▶

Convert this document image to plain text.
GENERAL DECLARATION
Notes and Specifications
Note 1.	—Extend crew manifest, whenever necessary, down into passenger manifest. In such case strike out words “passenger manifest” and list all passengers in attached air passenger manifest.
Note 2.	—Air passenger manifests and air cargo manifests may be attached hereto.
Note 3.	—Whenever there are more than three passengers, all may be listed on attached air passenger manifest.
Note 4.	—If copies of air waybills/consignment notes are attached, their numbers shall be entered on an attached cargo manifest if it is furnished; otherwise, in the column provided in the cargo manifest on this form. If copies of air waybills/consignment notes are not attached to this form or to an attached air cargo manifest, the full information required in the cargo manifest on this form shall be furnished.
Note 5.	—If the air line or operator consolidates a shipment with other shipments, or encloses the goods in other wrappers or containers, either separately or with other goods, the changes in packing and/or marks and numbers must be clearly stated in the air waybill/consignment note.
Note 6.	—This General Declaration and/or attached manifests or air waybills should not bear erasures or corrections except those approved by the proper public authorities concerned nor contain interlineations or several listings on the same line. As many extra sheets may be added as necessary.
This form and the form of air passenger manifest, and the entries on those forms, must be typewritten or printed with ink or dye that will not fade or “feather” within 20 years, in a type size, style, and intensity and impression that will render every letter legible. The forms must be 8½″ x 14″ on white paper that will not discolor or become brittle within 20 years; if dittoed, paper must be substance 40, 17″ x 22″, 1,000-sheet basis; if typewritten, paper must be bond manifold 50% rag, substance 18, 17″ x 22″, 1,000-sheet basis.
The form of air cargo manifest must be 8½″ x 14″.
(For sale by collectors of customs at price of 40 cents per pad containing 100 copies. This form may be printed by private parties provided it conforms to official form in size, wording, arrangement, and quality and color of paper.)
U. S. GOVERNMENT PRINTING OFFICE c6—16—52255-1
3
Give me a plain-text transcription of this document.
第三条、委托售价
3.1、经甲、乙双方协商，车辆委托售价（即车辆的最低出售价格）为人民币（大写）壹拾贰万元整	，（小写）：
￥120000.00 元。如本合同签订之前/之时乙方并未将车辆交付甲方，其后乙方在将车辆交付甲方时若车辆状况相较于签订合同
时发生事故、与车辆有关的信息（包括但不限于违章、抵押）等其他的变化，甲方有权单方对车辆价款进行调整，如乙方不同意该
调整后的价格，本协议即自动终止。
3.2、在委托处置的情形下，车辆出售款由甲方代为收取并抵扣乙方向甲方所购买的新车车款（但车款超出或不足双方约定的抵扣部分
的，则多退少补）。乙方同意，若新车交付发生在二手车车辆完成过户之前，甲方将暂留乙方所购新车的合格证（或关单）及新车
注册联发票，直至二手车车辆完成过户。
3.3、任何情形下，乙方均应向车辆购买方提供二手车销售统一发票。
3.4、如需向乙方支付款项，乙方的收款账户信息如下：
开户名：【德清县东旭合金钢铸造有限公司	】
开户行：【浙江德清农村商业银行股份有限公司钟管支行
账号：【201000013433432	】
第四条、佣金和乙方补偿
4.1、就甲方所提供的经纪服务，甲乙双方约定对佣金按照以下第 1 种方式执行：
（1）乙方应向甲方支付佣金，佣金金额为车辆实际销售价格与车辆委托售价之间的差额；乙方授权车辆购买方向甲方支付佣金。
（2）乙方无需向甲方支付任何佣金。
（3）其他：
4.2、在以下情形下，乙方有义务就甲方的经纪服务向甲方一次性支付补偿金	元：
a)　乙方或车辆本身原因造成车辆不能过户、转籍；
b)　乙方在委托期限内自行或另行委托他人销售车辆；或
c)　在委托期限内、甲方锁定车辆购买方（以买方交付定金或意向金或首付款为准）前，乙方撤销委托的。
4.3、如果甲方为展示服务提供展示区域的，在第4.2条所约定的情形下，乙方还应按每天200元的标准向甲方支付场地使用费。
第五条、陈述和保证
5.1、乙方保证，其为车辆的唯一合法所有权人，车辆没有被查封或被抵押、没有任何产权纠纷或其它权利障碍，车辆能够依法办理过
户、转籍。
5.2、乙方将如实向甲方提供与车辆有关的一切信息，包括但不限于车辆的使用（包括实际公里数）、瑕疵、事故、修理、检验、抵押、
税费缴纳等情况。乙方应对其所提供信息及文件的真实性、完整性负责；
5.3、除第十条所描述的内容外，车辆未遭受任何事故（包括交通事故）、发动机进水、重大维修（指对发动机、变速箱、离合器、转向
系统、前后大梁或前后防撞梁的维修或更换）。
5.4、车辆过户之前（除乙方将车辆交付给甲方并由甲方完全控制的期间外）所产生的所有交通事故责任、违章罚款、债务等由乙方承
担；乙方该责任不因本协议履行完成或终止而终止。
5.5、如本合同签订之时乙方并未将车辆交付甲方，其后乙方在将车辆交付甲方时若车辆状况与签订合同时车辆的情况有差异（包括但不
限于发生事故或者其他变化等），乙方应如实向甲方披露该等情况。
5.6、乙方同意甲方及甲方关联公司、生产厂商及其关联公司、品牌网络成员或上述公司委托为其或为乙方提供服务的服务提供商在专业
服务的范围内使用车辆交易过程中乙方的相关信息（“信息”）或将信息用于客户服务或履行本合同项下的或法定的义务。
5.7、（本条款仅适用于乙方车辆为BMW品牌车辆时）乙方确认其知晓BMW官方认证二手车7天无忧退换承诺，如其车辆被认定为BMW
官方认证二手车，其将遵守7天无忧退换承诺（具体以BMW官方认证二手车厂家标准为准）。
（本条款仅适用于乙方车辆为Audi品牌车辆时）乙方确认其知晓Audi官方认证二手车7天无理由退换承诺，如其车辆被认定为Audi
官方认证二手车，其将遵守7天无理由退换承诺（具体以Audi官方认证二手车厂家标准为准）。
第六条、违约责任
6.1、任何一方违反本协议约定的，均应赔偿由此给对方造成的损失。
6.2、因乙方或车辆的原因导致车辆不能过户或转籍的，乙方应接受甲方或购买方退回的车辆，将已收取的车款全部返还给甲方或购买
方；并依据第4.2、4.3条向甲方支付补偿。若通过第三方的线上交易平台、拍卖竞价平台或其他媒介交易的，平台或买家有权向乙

◀

--- YOUR TASK ---
Return a copy of every line that includes the word "text".

--- FINISHED EXERCISE ---
Convert this document image to plain text.
Give me a plain-text transcription of this document.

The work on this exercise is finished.